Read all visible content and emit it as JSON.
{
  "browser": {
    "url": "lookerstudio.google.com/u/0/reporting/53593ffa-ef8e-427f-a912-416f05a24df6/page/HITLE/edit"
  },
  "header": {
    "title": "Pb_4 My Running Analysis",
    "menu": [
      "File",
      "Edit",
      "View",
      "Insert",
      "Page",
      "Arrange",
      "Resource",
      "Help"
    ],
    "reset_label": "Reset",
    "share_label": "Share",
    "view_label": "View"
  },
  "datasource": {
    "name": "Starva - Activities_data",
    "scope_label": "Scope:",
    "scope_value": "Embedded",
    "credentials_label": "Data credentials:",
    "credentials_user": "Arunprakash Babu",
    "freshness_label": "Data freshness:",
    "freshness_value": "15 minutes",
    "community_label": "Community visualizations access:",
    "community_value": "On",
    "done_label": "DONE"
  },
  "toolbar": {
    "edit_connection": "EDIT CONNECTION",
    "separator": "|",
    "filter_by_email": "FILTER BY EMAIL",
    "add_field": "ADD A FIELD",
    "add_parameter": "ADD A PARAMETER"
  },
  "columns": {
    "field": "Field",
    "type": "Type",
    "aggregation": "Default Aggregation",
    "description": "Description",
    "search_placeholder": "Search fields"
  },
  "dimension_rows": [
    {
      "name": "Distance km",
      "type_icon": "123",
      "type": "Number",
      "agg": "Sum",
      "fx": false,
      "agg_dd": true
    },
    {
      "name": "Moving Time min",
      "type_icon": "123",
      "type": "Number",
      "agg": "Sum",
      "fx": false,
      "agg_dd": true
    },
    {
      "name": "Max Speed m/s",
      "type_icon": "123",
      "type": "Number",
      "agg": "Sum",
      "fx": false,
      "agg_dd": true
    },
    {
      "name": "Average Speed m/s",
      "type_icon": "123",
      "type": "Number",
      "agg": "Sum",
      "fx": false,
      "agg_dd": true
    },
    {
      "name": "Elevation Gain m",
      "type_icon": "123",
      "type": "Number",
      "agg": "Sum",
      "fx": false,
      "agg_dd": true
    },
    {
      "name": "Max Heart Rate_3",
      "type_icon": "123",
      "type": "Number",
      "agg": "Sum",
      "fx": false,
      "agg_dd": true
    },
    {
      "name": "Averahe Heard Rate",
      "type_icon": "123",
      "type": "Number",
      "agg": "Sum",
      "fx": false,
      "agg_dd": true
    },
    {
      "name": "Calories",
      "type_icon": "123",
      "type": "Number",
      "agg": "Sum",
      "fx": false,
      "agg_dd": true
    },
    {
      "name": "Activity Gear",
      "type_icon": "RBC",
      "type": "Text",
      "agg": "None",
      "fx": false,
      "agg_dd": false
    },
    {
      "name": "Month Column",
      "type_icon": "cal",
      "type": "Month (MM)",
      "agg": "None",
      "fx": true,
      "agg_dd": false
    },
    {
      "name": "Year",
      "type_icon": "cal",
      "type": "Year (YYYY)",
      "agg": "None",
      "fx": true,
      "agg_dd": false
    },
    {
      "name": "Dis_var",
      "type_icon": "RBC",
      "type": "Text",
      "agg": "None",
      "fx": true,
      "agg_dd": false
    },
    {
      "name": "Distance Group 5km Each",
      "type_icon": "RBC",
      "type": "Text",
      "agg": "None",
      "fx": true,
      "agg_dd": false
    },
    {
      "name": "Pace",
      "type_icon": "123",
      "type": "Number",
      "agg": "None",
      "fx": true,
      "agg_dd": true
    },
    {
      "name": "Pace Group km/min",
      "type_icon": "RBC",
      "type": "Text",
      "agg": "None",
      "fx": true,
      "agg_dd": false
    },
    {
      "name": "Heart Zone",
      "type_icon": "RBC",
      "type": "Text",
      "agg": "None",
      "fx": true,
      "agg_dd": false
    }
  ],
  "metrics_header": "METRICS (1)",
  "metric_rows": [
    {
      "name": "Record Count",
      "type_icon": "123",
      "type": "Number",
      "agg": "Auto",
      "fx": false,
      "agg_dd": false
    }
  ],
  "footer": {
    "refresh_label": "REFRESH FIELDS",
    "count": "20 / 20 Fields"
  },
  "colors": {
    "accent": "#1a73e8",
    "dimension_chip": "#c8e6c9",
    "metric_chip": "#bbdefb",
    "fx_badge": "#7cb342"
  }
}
○ ○ ○ ○ ○
▶ **WORK TO COMPLETE**
Repeat the material word for word, in full.

▶ **THE REPLY**
Read all visible content and emit it as JSON.
{
  "browser": {
    "url": "lookerstudio.google.com/u/0/reporting/53593ffa-ef8e-427f-a912-416f05a24df6/page/HITLE/edit"
  },
  "header": {
    "title": "Pb_4 My Running Analysis",
    "menu": [
      "File",
      "Edit",
      "View",
      "Insert",
      "Page",
      "Arrange",
      "Resource",
      "Help"
    ],
    "reset_label": "Reset",
    "share_label": "Share",
    "view_label": "View"
  },
  "datasource": {
    "name": "Starva - Activities_data",
    "scope_label": "Scope:",
    "scope_value": "Embedded",
    "credentials_label": "Data credentials:",
    "credentials_user": "Arunprakash Babu",
    "freshness_label": "Data freshness:",
    "freshness_value": "15 minutes",
    "community_label": "Community visualizations access:",
    "community_value": "On",
    "done_label": "DONE"
  },
  "toolbar": {
    "edit_connection": "EDIT CONNECTION",
    "separator": "|",
    "filter_by_email": "FILTER BY EMAIL",
    "add_field": "ADD A FIELD",
    "add_parameter": "ADD A PARAMETER"
  },
  "columns": {
    "field": "Field",
    "type": "Type",
    "aggregation": "Default Aggregation",
    "description": "Description",
    "search_placeholder": "Search fields"
  },
  "dimension_rows": [
    {
      "name": "Distance km",
      "type_icon": "123",
      "type": "Number",
      "agg": "Sum",
      "fx": false,
      "agg_dd": true
    },
    {
      "name": "Moving Time min",
      "type_icon": "123",
      "type": "Number",
      "agg": "Sum",
      "fx": false,
      "agg_dd": true
    },
    {
      "name": "Max Speed m/s",
      "type_icon": "123",
      "type": "Number",
      "agg": "Sum",
      "fx": false,
      "agg_dd": true
    },
    {
      "name": "Average Speed m/s",
      "type_icon": "123",
      "type": "Number",
      "agg": "Sum",
      "fx": false,
      "agg_dd": true
    },
    {
      "name": "Elevation Gain m",
      "type_icon": "123",
      "type": "Number",
      "agg": "Sum",
      "fx": false,
      "agg_dd": true
    },
    {
      "name": "Max Heart Rate_3",
      "type_icon": "123",
      "type": "Number",
      "agg": "Sum",
      "fx": false,
      "agg_dd": true
    },
    {
      "name": "Averahe Heard Rate",
      "type_icon": "123",
      "type": "Number",
      "agg": "Sum",
      "fx": false,
      "agg_dd": true
    },
    {
      "name": "Calories",
      "type_icon": "123",
      "type": "Number",
      "agg": "Sum",
      "fx": false,
      "agg_dd": true
    },
    {
      "name": "Activity Gear",
      "type_icon": "RBC",
      "type": "Text",
      "agg": "None",
      "fx": false,
      "agg_dd": false
    },
    {
      "name": "Month Column",
      "type_icon": "cal",
      "type": "Month (MM)",
      "agg": "None",
      "fx": true,
      "agg_dd": false
    },
    {
      "name": "Year",
      "type_icon": "cal",
      "type": "Year (YYYY)",
      "agg": "None",
      "fx": true,
      "agg_dd": false
    },
    {
      "name": "Dis_var",
      "type_icon": "RBC",
      "type": "Text",
      "agg": "None",
      "fx": true,
      "agg_dd": false
    },
    {
      "name": "Distance Group 5km Each",
      "type_icon": "RBC",
      "type": "Text",
      "agg": "None",
      "fx": true,
      "agg_dd": false
    },
    {
      "name": "Pace",
      "type_icon": "123",
      "type": "Number",
      "agg": "None",
      "fx": true,
      "agg_dd": true
    },
    {
      "name": "Pace Group km/min",
      "type_icon": "RBC",
      "type": "Text",
      "agg": "None",
      "fx": true,
      "agg_dd": false
    },
    {
      "name": "Heart Zone",
      "type_icon": "RBC",
      "type": "Text",
      "agg": "None",
      "fx": true,
      "agg_dd": false
    }
  ],
  "metrics_header": "METRICS (1)",
  "metric_rows": [
    {
      "name": "Record Count",
      "type_icon": "123",
      "type": "Number",
      "agg": "Auto",
      "fx": false,
      "agg_dd": false
    }
  ],
  "footer": {
    "refresh_label": "REFRESH FIELDS",
    "count": "20 / 20 Fields"
  },
  "colors": {
    "accent": "#1a73e8",
    "dimension_chip": "#c8e6c9",
    "metric_chip": "#bbdefb",
    "fx_badge": "#7cb342"
  }
}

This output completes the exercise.